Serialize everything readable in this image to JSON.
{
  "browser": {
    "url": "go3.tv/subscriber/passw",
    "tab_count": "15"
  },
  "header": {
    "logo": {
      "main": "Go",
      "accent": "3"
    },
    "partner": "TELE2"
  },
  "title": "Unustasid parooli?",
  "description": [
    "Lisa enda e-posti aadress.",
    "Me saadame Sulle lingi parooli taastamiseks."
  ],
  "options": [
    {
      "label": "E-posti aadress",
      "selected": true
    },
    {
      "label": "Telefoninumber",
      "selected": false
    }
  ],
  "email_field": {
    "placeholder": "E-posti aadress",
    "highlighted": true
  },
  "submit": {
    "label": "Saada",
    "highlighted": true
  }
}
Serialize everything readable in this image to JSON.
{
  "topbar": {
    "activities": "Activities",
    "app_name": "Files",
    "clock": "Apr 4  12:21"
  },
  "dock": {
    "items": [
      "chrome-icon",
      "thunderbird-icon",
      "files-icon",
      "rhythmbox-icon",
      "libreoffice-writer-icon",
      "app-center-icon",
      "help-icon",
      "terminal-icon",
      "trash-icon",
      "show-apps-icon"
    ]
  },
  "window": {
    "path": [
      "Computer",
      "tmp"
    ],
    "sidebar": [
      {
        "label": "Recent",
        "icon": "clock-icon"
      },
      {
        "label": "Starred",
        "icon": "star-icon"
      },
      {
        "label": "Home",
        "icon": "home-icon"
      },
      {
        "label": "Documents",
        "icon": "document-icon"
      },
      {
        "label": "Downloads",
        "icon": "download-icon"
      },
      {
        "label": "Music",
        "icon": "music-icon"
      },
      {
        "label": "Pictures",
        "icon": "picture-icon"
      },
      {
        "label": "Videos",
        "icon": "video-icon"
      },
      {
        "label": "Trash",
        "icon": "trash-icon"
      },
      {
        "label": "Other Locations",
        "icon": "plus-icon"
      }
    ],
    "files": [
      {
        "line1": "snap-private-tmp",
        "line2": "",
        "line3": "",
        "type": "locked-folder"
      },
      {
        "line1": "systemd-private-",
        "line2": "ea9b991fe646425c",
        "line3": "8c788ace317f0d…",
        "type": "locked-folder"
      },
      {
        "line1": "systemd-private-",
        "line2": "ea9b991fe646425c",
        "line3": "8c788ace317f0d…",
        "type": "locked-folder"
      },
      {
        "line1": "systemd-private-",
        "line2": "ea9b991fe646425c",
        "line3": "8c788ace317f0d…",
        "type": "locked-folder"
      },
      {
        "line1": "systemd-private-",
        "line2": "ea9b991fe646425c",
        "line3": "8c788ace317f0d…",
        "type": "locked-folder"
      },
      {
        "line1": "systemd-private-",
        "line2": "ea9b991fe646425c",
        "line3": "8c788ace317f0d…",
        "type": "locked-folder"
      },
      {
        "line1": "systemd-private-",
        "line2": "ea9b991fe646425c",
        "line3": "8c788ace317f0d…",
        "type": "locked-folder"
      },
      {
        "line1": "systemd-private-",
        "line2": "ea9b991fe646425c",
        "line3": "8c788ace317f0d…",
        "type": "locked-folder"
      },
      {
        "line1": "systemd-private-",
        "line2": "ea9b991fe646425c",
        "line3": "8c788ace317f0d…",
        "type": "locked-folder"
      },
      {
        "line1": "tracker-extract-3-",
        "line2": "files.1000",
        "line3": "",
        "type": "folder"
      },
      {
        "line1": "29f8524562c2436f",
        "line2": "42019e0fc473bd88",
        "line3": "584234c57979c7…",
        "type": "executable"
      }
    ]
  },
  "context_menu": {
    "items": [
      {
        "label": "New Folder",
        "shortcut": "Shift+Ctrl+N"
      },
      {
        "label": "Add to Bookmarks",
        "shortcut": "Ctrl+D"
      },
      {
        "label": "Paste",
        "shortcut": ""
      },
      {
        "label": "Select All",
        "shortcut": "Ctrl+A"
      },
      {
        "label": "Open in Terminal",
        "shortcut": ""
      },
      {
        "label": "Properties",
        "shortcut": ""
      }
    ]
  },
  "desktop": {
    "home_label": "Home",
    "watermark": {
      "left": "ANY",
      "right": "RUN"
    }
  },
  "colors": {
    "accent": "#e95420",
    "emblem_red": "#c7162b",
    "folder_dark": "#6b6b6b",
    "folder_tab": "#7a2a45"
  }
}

════════════════════

=== SET PROBLEM ===
Restate the listing in full, word for word.

=== ANSWER TO THIS EXERCISE ===
Serialize everything readable in this image to JSON.
{
  "browser": {
    "url": "go3.tv/subscriber/passw",
    "tab_count": "15"
  },
  "header": {
    "logo": {
      "main": "Go",
      "accent": "3"
    },
    "partner": "TELE2"
  },
  "title": "Unustasid parooli?",
  "description": [
    "Lisa enda e-posti aadress.",
    "Me saadame Sulle lingi parooli taastamiseks."
  ],
  "options": [
    {
      "label": "E-posti aadress",
      "selected": true
    },
    {
      "label": "Telefoninumber",
      "selected": false
    }
  ],
  "email_field": {
    "placeholder": "E-posti aadress",
    "highlighted": true
  },
  "submit": {
    "label": "Saada",
    "highlighted": true
  }
}
Serialize everything readable in this image to JSON.
{
  "topbar": {
    "activities": "Activities",
    "app_name": "Files",
    "clock": "Apr 4  12:21"
  },
  "dock": {
    "items": [
      "chrome-icon",
      "thunderbird-icon",
      "files-icon",
      "rhythmbox-icon",
      "libreoffice-writer-icon",
      "app-center-icon",
      "help-icon",
      "terminal-icon",
      "trash-icon",
      "show-apps-icon"
    ]
  },
  "window": {
    "path": [
      "Computer",
      "tmp"
    ],
    "sidebar": [
      {
        "label": "Recent",
        "icon": "clock-icon"
      },
      {
        "label": "Starred",
        "icon": "star-icon"
      },
      {
        "label": "Home",
        "icon": "home-icon"
      },
      {
        "label": "Documents",
        "icon": "document-icon"
      },
      {
        "label": "Downloads",
        "icon": "download-icon"
      },
      {
        "label": "Music",
        "icon": "music-icon"
      },
      {
        "label": "Pictures",
        "icon": "picture-icon"
      },
      {
        "label": "Videos",
        "icon": "video-icon"
      },
      {
        "label": "Trash",
        "icon": "trash-icon"
      },
      {
        "label": "Other Locations",
        "icon": "plus-icon"
      }
    ],
    "files": [
      {
        "line1": "snap-private-tmp",
        "line2": "",
        "line3": "",
        "type": "locked-folder"
      },
      {
        "line1": "systemd-private-",
        "line2": "ea9b991fe646425c",
        "line3": "8c788ace317f0d…",
        "type": "locked-folder"
      },
      {
        "line1": "systemd-private-",
        "line2": "ea9b991fe646425c",
        "line3": "8c788ace317f0d…",
        "type": "locked-folder"
      },
      {
        "line1": "systemd-private-",
        "line2": "ea9b991fe646425c",
        "line3": "8c788ace317f0d…",
        "type": "locked-folder"
      },
      {
        "line1": "systemd-private-",
        "line2": "ea9b991fe646425c",
        "line3": "8c788ace317f0d…",
        "type": "locked-folder"
      },
      {
        "line1": "systemd-private-",
        "line2": "ea9b991fe646425c",
        "line3": "8c788ace317f0d…",
        "type": "locked-folder"
      },
      {
        "line1": "systemd-private-",
        "line2": "ea9b991fe646425c",
        "line3": "8c788ace317f0d…",
        "type": "locked-folder"
      },
      {
        "line1": "systemd-private-",
        "line2": "ea9b991fe646425c",
        "line3": "8c788ace317f0d…",
        "type": "locked-folder"
      },
      {
        "line1": "systemd-private-",
        "line2": "ea9b991fe646425c",
        "line3": "8c788ace317f0d…",
        "type": "locked-folder"
      },
      {
        "line1": "tracker-extract-3-",
        "line2": "files.1000",
        "line3": "",
        "type": "folder"
      },
      {
        "line1": "29f8524562c2436f",
        "line2": "42019e0fc473bd88",
        "line3": "584234c57979c7…",
        "type": "executable"
      }
    ]
  },
  "context_menu": {
    "items": [
      {
        "label": "New Folder",
        "shortcut": "Shift+Ctrl+N"
      },
      {
        "label": "Add to Bookmarks",
        "shortcut": "Ctrl+D"
      },
      {
        "label": "Paste",
        "shortcut": ""
      },
      {
        "label": "Select All",
        "shortcut": "Ctrl+A"
      },
      {
        "label": "Open in Terminal",
        "shortcut": ""
      },
      {
        "label": "Properties",
        "shortcut": ""
      }
    ]
  },
  "desktop": {
    "home_label": "Home",
    "watermark": {
      "left": "ANY",
      "right": "RUN"
    }
  },
  "colors": {
    "accent": "#e95420",
    "emblem_red": "#c7162b",
    "folder_dark": "#6b6b6b",
    "folder_tab": "#7a2a45"
  }
}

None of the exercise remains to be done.